▸ Your instructions
Output every entry exactly as given.

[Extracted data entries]
= = =
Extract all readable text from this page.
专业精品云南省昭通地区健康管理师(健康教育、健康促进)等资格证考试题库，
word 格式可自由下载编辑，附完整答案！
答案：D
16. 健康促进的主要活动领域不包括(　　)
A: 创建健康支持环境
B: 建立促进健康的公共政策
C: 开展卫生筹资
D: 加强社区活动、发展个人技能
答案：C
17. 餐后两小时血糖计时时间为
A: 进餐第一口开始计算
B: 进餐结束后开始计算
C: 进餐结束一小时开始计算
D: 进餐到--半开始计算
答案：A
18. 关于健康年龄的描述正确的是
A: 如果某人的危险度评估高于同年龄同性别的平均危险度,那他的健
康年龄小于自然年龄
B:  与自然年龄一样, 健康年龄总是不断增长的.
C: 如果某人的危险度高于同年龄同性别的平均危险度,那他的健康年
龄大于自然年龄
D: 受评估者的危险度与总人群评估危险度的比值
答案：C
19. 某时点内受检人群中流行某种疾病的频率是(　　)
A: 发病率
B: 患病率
= = =
▸ Output below
Extract all readable text from this page.
专业精品云南省昭通地区健康管理师(健康教育、健康促进)等资格证考试题库，
word 格式可自由下载编辑，附完整答案！
答案：D
16. 健康促进的主要活动领域不包括(　　)
A: 创建健康支持环境
B: 建立促进健康的公共政策
C: 开展卫生筹资
D: 加强社区活动、发展个人技能
答案：C
17. 餐后两小时血糖计时时间为
A: 进餐第一口开始计算
B: 进餐结束后开始计算
C: 进餐结束一小时开始计算
D: 进餐到--半开始计算
答案：A
18. 关于健康年龄的描述正确的是
A: 如果某人的危险度评估高于同年龄同性别的平均危险度,那他的健
康年龄小于自然年龄
B:  与自然年龄一样, 健康年龄总是不断增长的.
C: 如果某人的危险度高于同年龄同性别的平均危险度,那他的健康年
龄大于自然年龄
D: 受评估者的危险度与总人群评估危险度的比值
答案：C
19. 某时点内受检人群中流行某种疾病的频率是(　　)
A: 发病率
B: 患病率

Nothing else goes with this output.